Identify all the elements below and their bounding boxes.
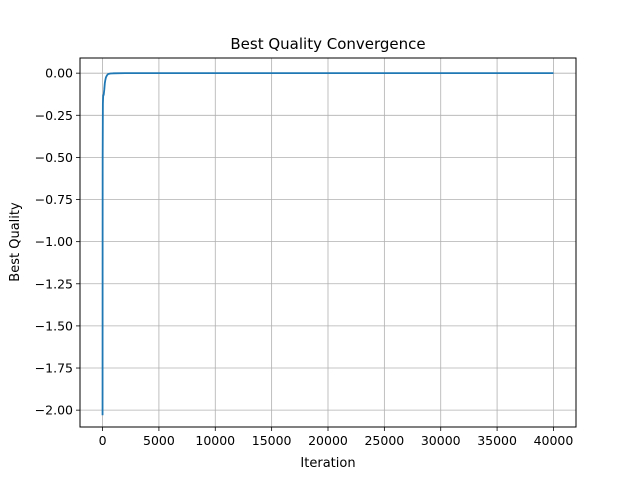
x-tick-label: 25000	[364, 433, 404, 448]
y-tick-label: −2.00	[35, 403, 73, 418]
x-tick-label: 30000	[421, 433, 461, 448]
y-tick-label: −0.50	[35, 150, 73, 165]
y-tick-label: −0.25	[35, 108, 73, 123]
series-line	[101, 72, 554, 416]
y-tick-label: −0.75	[35, 192, 73, 207]
y-tick-label: −1.00	[35, 234, 73, 249]
x-axis-label: Iteration	[300, 456, 355, 471]
y-tick-label: 0.00	[45, 66, 73, 81]
x-tick-label: 10000	[195, 433, 235, 448]
x-tick-label: 15000	[252, 433, 292, 448]
x-tick-label: 5000	[143, 433, 175, 448]
x-ticks: 0 5000 10000 15000 20000 25000 30000 35000 40000	[99, 427, 574, 448]
y-axis-label: Best Quality	[8, 202, 23, 282]
x-tick-label: 0	[99, 433, 107, 448]
chart-title: Best Quality Convergence	[230, 35, 425, 53]
y-tick-label: −1.50	[35, 318, 73, 333]
y-tick-label: −1.75	[35, 361, 73, 376]
x-tick-label: 35000	[477, 433, 517, 448]
y-tick-label: −1.25	[35, 276, 73, 291]
x-tick-label: 40000	[534, 433, 574, 448]
series-layer	[101, 72, 554, 416]
x-tick-label: 20000	[308, 433, 348, 448]
y-ticks: 0.00 −0.25 −0.50 −0.75 −1.00 −1.25 −1.50 −1.75 −…	[35, 66, 80, 418]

Given problem -> Copy out every one of the rows above word for word, omitting the picture.

Expected answer ->
Identify all the elements below and their bounding boxes.
x-tick-label: 25000	[364, 433, 404, 448]
y-tick-label: −2.00	[35, 403, 73, 418]
x-tick-label: 30000	[421, 433, 461, 448]
y-tick-label: −0.50	[35, 150, 73, 165]
y-tick-label: −0.25	[35, 108, 73, 123]
series-line	[101, 72, 554, 416]
y-tick-label: −0.75	[35, 192, 73, 207]
y-tick-label: −1.00	[35, 234, 73, 249]
x-axis-label: Iteration	[300, 456, 355, 471]
y-tick-label: 0.00	[45, 66, 73, 81]
x-tick-label: 10000	[195, 433, 235, 448]
x-tick-label: 15000	[252, 433, 292, 448]
x-tick-label: 5000	[143, 433, 175, 448]
x-ticks: 0 5000 10000 15000 20000 25000 30000 35000 40000	[99, 427, 574, 448]
y-axis-label: Best Quality	[8, 202, 23, 282]
x-tick-label: 0	[99, 433, 107, 448]
chart-title: Best Quality Convergence	[230, 35, 425, 53]
y-tick-label: −1.50	[35, 318, 73, 333]
y-tick-label: −1.75	[35, 361, 73, 376]
x-tick-label: 35000	[477, 433, 517, 448]
y-tick-label: −1.25	[35, 276, 73, 291]
x-tick-label: 40000	[534, 433, 574, 448]
series-layer	[101, 72, 554, 416]
x-tick-label: 20000	[308, 433, 348, 448]
y-ticks: 0.00 −0.25 −0.50 −0.75 −1.00 −1.25 −1.50 −1.75 −…	[35, 66, 80, 418]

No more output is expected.